## WHAT THIS TASK INVOLVES
Look below. Copy each line that has "Volume" in it.

## STORED RECORDS
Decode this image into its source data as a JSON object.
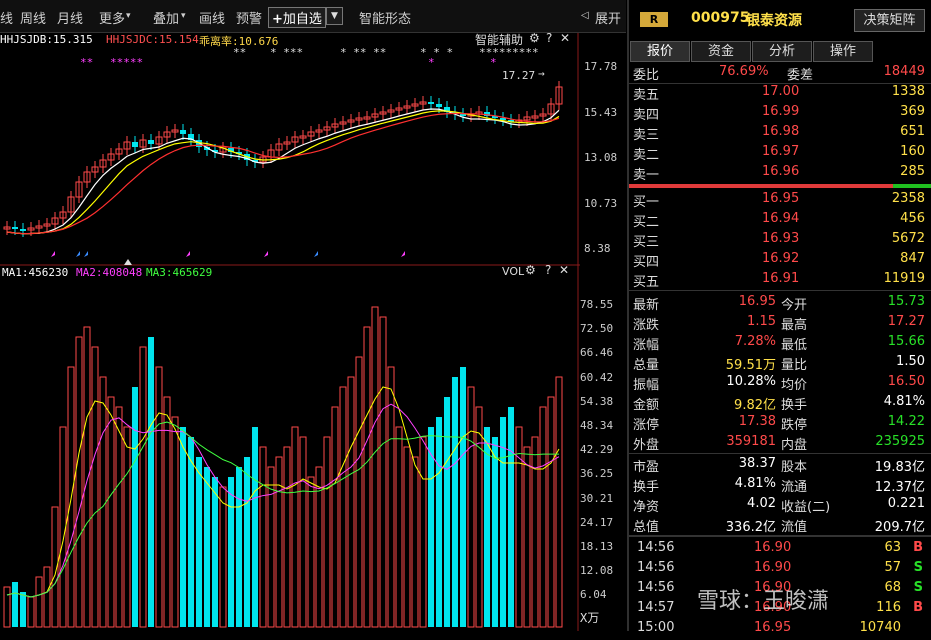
{
  "toolbar": {
    "items": [
      "线",
      "周线",
      "月线",
      "更多",
      "叠加",
      "画线",
      "预警"
    ],
    "more_arrow": "▾",
    "overlay_arrow": "▾",
    "add_favorite": "加自选",
    "add_icon": "+",
    "dropdown_icon": "▼",
    "pattern": "智能形态",
    "expand": "展开",
    "expand_icon": "◁"
  },
  "indicators_top": {
    "jdb": "HHJSJDB:15.315",
    "jdc": "HHJSJDC:15.154",
    "ratio": "乖离率:10.676",
    "assist": "智能辅助",
    "gear_icon": "gear-icon",
    "help": "?",
    "close": "✕"
  },
  "stars": {
    "white_1": "**",
    "white_2": "* ***",
    "white_3": "* ** **",
    "white_4": "* * *",
    "white_5": "* * *",
    "white_6": "*********",
    "pink_1": "**",
    "pink_2": "*****",
    "pink_3": "*",
    "pink_4": "*"
  },
  "price_axis": [
    "17.78",
    "15.43",
    "13.08",
    "10.73",
    "8.38"
  ],
  "current_price_label": "17.27",
  "vol_indicators": {
    "ma1": "MA1:456230",
    "ma2": "MA2:408048",
    "ma3": "MA3:465629",
    "vol": "VOL",
    "help": "?",
    "close": "✕"
  },
  "vol_axis": [
    "78.55",
    "72.50",
    "66.46",
    "60.42",
    "54.38",
    "48.34",
    "42.29",
    "36.25",
    "30.21",
    "24.17",
    "18.13",
    "12.08",
    "6.04"
  ],
  "vol_unit": "X万",
  "colors": {
    "up": "#ff4a4a",
    "down": "#00e5ee",
    "ma_white": "#ffffff",
    "ma_yellow": "#ffff00",
    "ma_magenta": "#ff40ff",
    "ma_green": "#40ff40",
    "red_line": "#ff3030"
  },
  "stock": {
    "badge": "R",
    "code": "000975",
    "name": "银泰资源",
    "decision_button": "决策矩阵"
  },
  "tabs": [
    "报价",
    "资金",
    "分析",
    "操作"
  ],
  "weibi": {
    "label": "委比",
    "value": "76.69%",
    "diff_label": "委差",
    "diff": "18449"
  },
  "asks": [
    {
      "label": "卖五",
      "price": "17.00",
      "vol": "1338"
    },
    {
      "label": "卖四",
      "price": "16.99",
      "vol": "369"
    },
    {
      "label": "卖三",
      "price": "16.98",
      "vol": "651"
    },
    {
      "label": "卖二",
      "price": "16.97",
      "vol": "160"
    },
    {
      "label": "卖一",
      "price": "16.96",
      "vol": "285"
    }
  ],
  "bids": [
    {
      "label": "买一",
      "price": "16.95",
      "vol": "2358"
    },
    {
      "label": "买二",
      "price": "16.94",
      "vol": "456"
    },
    {
      "label": "买三",
      "price": "16.93",
      "vol": "5672"
    },
    {
      "label": "买四",
      "price": "16.92",
      "vol": "847"
    },
    {
      "label": "买五",
      "price": "16.91",
      "vol": "11919"
    }
  ],
  "stats": [
    {
      "l1": "最新",
      "v1": "16.95",
      "c1": "red",
      "l2": "今开",
      "v2": "15.73",
      "c2": "green"
    },
    {
      "l1": "涨跌",
      "v1": "1.15",
      "c1": "red",
      "l2": "最高",
      "v2": "17.27",
      "c2": "red"
    },
    {
      "l1": "涨幅",
      "v1": "7.28%",
      "c1": "red",
      "l2": "最低",
      "v2": "15.66",
      "c2": "green"
    },
    {
      "l1": "总量",
      "v1": "59.51万",
      "c1": "yellow",
      "l2": "量比",
      "v2": "1.50",
      "c2": "white"
    },
    {
      "l1": "振幅",
      "v1": "10.28%",
      "c1": "white",
      "l2": "均价",
      "v2": "16.50",
      "c2": "red"
    },
    {
      "l1": "金额",
      "v1": "9.82亿",
      "c1": "yellow",
      "l2": "换手",
      "v2": "4.81%",
      "c2": "white"
    },
    {
      "l1": "涨停",
      "v1": "17.38",
      "c1": "red",
      "l2": "跌停",
      "v2": "14.22",
      "c2": "green"
    },
    {
      "l1": "外盘",
      "v1": "359181",
      "c1": "red",
      "l2": "内盘",
      "v2": "235925",
      "c2": "green"
    }
  ],
  "fundamentals": [
    {
      "l1": "市盈",
      "v1": "38.37",
      "l2": "股本",
      "v2": "19.83亿"
    },
    {
      "l1": "换手",
      "v1": "4.81%",
      "l2": "流通",
      "v2": "12.37亿"
    },
    {
      "l1": "净资",
      "v1": "4.02",
      "l2": "收益(二)",
      "v2": "0.221"
    },
    {
      "l1": "总值",
      "v1": "336.2亿",
      "l2": "流值",
      "v2": "209.7亿"
    }
  ],
  "trades": [
    {
      "time": "14:56",
      "price": "16.90",
      "vol": "63",
      "side": "B"
    },
    {
      "time": "14:56",
      "price": "16.90",
      "vol": "57",
      "side": "S"
    },
    {
      "time": "14:56",
      "price": "16.90",
      "vol": "68",
      "side": "S"
    },
    {
      "time": "14:57",
      "price": "16.90",
      "vol": "116",
      "side": "B"
    },
    {
      "time": "15:00",
      "price": "16.95",
      "vol": "10740",
      "side": ""
    }
  ],
  "watermark": "雪球：王晙潇"
}
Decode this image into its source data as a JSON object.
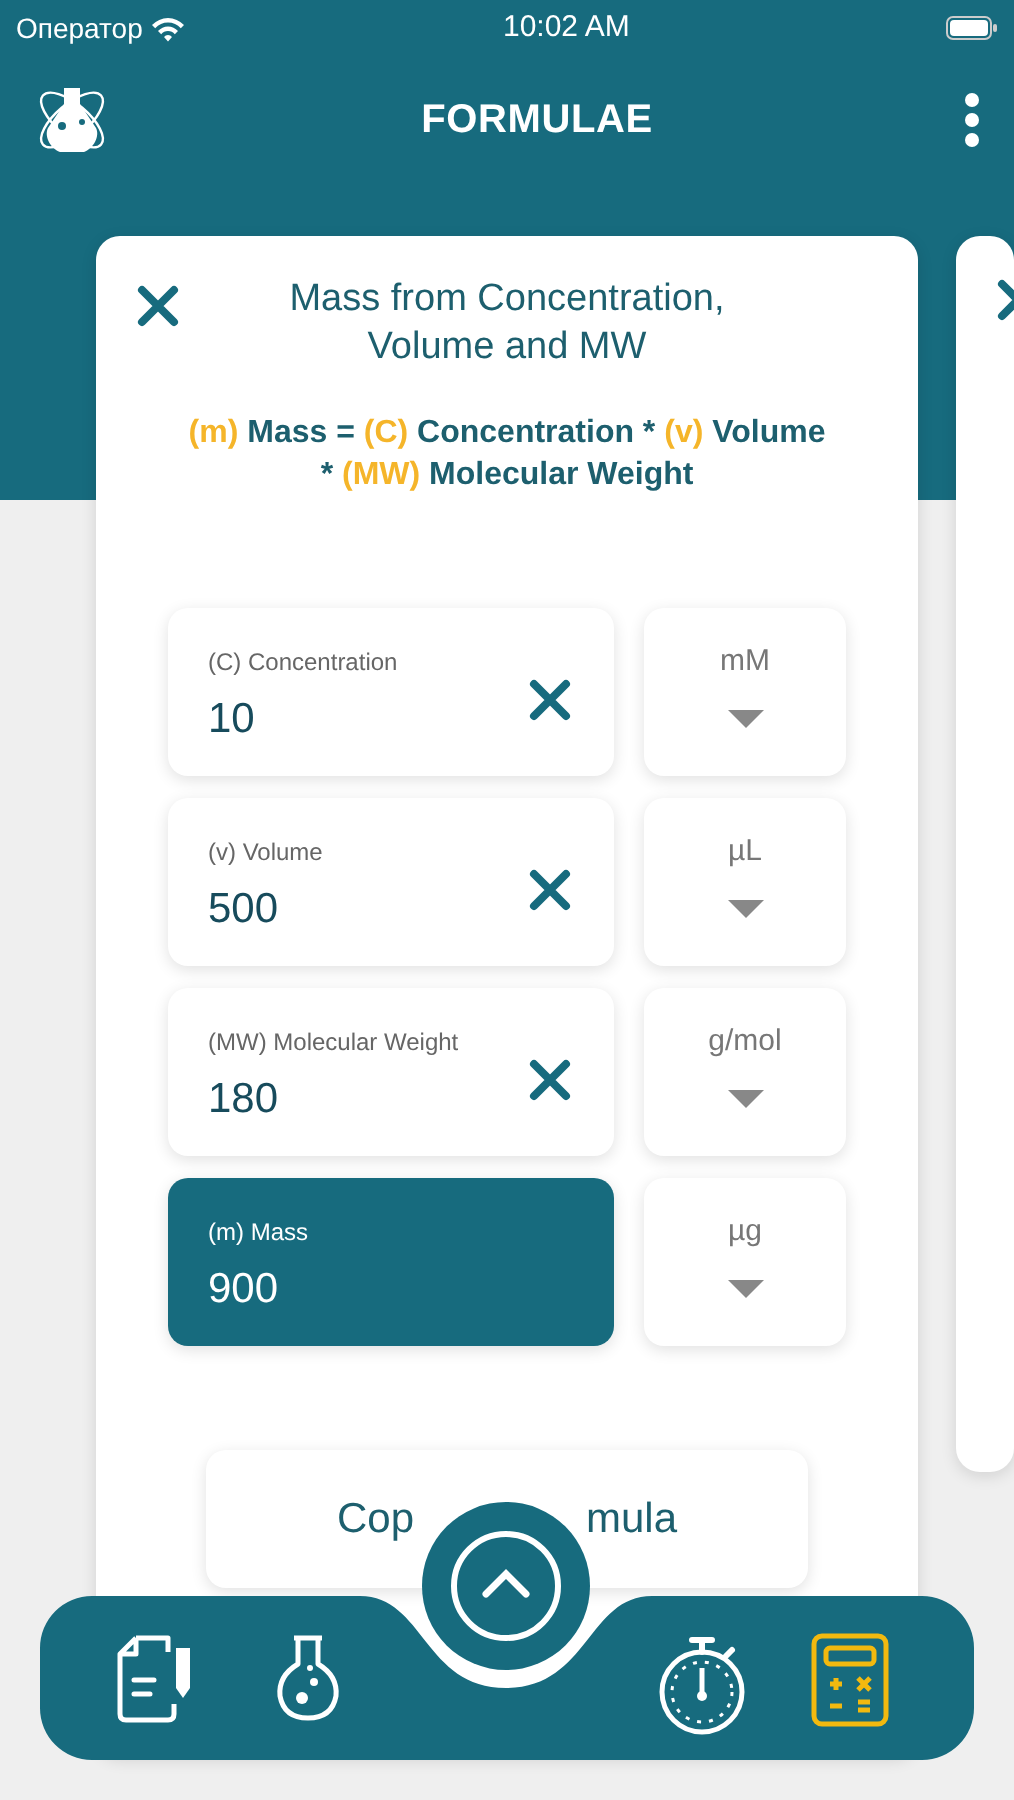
{
  "status_bar": {
    "carrier": "Оператор",
    "time": "10:02 AM"
  },
  "header": {
    "title": "FORMULAE"
  },
  "card": {
    "title": "Mass from Concentration, Volume and MW",
    "formula": [
      {
        "text": "(m)",
        "highlight": true
      },
      {
        "text": " Mass = ",
        "highlight": false
      },
      {
        "text": "(C)",
        "highlight": true
      },
      {
        "text": " Concentration * ",
        "highlight": false
      },
      {
        "text": "(v)",
        "highlight": true
      },
      {
        "text": " Volume * ",
        "highlight": false
      },
      {
        "text": "(MW)",
        "highlight": true
      },
      {
        "text": " Molecular Weight",
        "highlight": false
      }
    ],
    "fields": [
      {
        "kind": "input",
        "label": "(C) Concentration",
        "value": "10",
        "unit": "mM"
      },
      {
        "kind": "input",
        "label": "(v) Volume",
        "value": "500",
        "unit": "µL"
      },
      {
        "kind": "input",
        "label": "(MW) Molecular Weight",
        "value": "180",
        "unit": "g/mol"
      },
      {
        "kind": "result",
        "label": "(m) Mass",
        "value": "900",
        "unit": "µg"
      }
    ],
    "copy_button": {
      "text_before": "Cop",
      "text_after": "mula"
    }
  },
  "tab_bar": [
    {
      "kind": "notes",
      "selected": false
    },
    {
      "kind": "flask",
      "selected": false
    },
    {
      "kind": "stopwatch",
      "selected": false
    },
    {
      "kind": "calculator",
      "selected": true
    }
  ]
}
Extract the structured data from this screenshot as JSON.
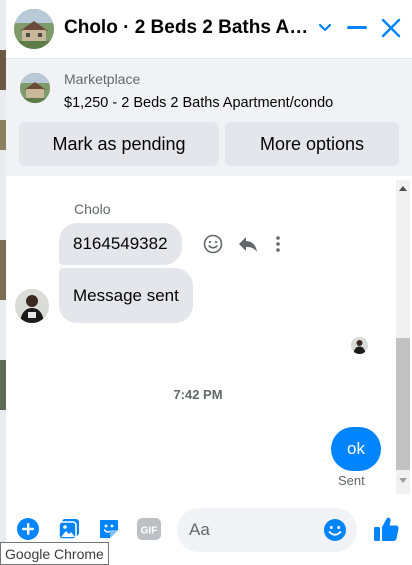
{
  "header": {
    "title": "Cholo · 2 Beds 2 Baths Apa...",
    "avatar_icon": "house-photo-avatar",
    "chevron_icon": "chevron-down-icon",
    "minimize_icon": "minimize-icon",
    "close_icon": "close-icon"
  },
  "marketplace": {
    "label": "Marketplace",
    "listing": "$1,250 - 2 Beds 2 Baths Apartment/condo",
    "mark_pending_label": "Mark as pending",
    "more_options_label": "More options"
  },
  "conversation": {
    "sender_name": "Cholo",
    "messages": [
      {
        "text": "8164549382"
      },
      {
        "text": "Message sent"
      }
    ],
    "timestamp": "7:42 PM",
    "my_message": "ok",
    "status": "Sent"
  },
  "composer": {
    "placeholder": "Aa",
    "icons": [
      "add-icon",
      "image-icon",
      "sticker-icon",
      "gif-icon",
      "emoji-icon",
      "like-icon"
    ]
  },
  "tooltip": {
    "text": "Google Chrome"
  },
  "colors": {
    "accent": "#0084ff",
    "bubble_gray": "#e4e6eb",
    "panel_gray": "#f0f2f5"
  }
}
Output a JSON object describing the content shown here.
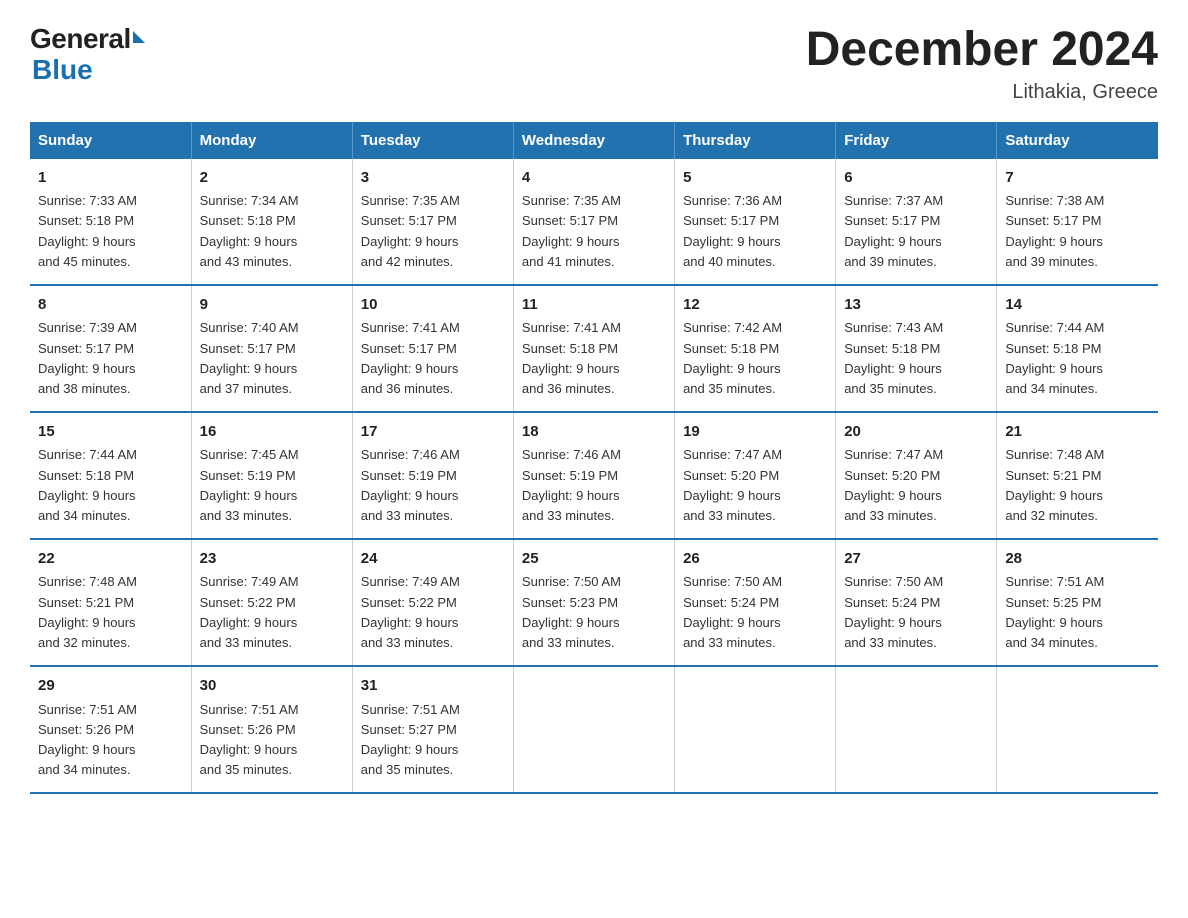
{
  "header": {
    "logo_general": "General",
    "logo_blue": "Blue",
    "title": "December 2024",
    "subtitle": "Lithakia, Greece"
  },
  "days_of_week": [
    "Sunday",
    "Monday",
    "Tuesday",
    "Wednesday",
    "Thursday",
    "Friday",
    "Saturday"
  ],
  "weeks": [
    [
      {
        "day": "1",
        "sunrise": "7:33 AM",
        "sunset": "5:18 PM",
        "daylight": "9 hours and 45 minutes."
      },
      {
        "day": "2",
        "sunrise": "7:34 AM",
        "sunset": "5:18 PM",
        "daylight": "9 hours and 43 minutes."
      },
      {
        "day": "3",
        "sunrise": "7:35 AM",
        "sunset": "5:17 PM",
        "daylight": "9 hours and 42 minutes."
      },
      {
        "day": "4",
        "sunrise": "7:35 AM",
        "sunset": "5:17 PM",
        "daylight": "9 hours and 41 minutes."
      },
      {
        "day": "5",
        "sunrise": "7:36 AM",
        "sunset": "5:17 PM",
        "daylight": "9 hours and 40 minutes."
      },
      {
        "day": "6",
        "sunrise": "7:37 AM",
        "sunset": "5:17 PM",
        "daylight": "9 hours and 39 minutes."
      },
      {
        "day": "7",
        "sunrise": "7:38 AM",
        "sunset": "5:17 PM",
        "daylight": "9 hours and 39 minutes."
      }
    ],
    [
      {
        "day": "8",
        "sunrise": "7:39 AM",
        "sunset": "5:17 PM",
        "daylight": "9 hours and 38 minutes."
      },
      {
        "day": "9",
        "sunrise": "7:40 AM",
        "sunset": "5:17 PM",
        "daylight": "9 hours and 37 minutes."
      },
      {
        "day": "10",
        "sunrise": "7:41 AM",
        "sunset": "5:17 PM",
        "daylight": "9 hours and 36 minutes."
      },
      {
        "day": "11",
        "sunrise": "7:41 AM",
        "sunset": "5:18 PM",
        "daylight": "9 hours and 36 minutes."
      },
      {
        "day": "12",
        "sunrise": "7:42 AM",
        "sunset": "5:18 PM",
        "daylight": "9 hours and 35 minutes."
      },
      {
        "day": "13",
        "sunrise": "7:43 AM",
        "sunset": "5:18 PM",
        "daylight": "9 hours and 35 minutes."
      },
      {
        "day": "14",
        "sunrise": "7:44 AM",
        "sunset": "5:18 PM",
        "daylight": "9 hours and 34 minutes."
      }
    ],
    [
      {
        "day": "15",
        "sunrise": "7:44 AM",
        "sunset": "5:18 PM",
        "daylight": "9 hours and 34 minutes."
      },
      {
        "day": "16",
        "sunrise": "7:45 AM",
        "sunset": "5:19 PM",
        "daylight": "9 hours and 33 minutes."
      },
      {
        "day": "17",
        "sunrise": "7:46 AM",
        "sunset": "5:19 PM",
        "daylight": "9 hours and 33 minutes."
      },
      {
        "day": "18",
        "sunrise": "7:46 AM",
        "sunset": "5:19 PM",
        "daylight": "9 hours and 33 minutes."
      },
      {
        "day": "19",
        "sunrise": "7:47 AM",
        "sunset": "5:20 PM",
        "daylight": "9 hours and 33 minutes."
      },
      {
        "day": "20",
        "sunrise": "7:47 AM",
        "sunset": "5:20 PM",
        "daylight": "9 hours and 33 minutes."
      },
      {
        "day": "21",
        "sunrise": "7:48 AM",
        "sunset": "5:21 PM",
        "daylight": "9 hours and 32 minutes."
      }
    ],
    [
      {
        "day": "22",
        "sunrise": "7:48 AM",
        "sunset": "5:21 PM",
        "daylight": "9 hours and 32 minutes."
      },
      {
        "day": "23",
        "sunrise": "7:49 AM",
        "sunset": "5:22 PM",
        "daylight": "9 hours and 33 minutes."
      },
      {
        "day": "24",
        "sunrise": "7:49 AM",
        "sunset": "5:22 PM",
        "daylight": "9 hours and 33 minutes."
      },
      {
        "day": "25",
        "sunrise": "7:50 AM",
        "sunset": "5:23 PM",
        "daylight": "9 hours and 33 minutes."
      },
      {
        "day": "26",
        "sunrise": "7:50 AM",
        "sunset": "5:24 PM",
        "daylight": "9 hours and 33 minutes."
      },
      {
        "day": "27",
        "sunrise": "7:50 AM",
        "sunset": "5:24 PM",
        "daylight": "9 hours and 33 minutes."
      },
      {
        "day": "28",
        "sunrise": "7:51 AM",
        "sunset": "5:25 PM",
        "daylight": "9 hours and 34 minutes."
      }
    ],
    [
      {
        "day": "29",
        "sunrise": "7:51 AM",
        "sunset": "5:26 PM",
        "daylight": "9 hours and 34 minutes."
      },
      {
        "day": "30",
        "sunrise": "7:51 AM",
        "sunset": "5:26 PM",
        "daylight": "9 hours and 35 minutes."
      },
      {
        "day": "31",
        "sunrise": "7:51 AM",
        "sunset": "5:27 PM",
        "daylight": "9 hours and 35 minutes."
      },
      null,
      null,
      null,
      null
    ]
  ],
  "labels": {
    "sunrise_prefix": "Sunrise: ",
    "sunset_prefix": "Sunset: ",
    "daylight_prefix": "Daylight: "
  }
}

## RESULT OF THE EXERCISE
    "title": "Mass from Concentration, Volume and MW",
        "text": " Volume * ",
        "label": "(v) Volume",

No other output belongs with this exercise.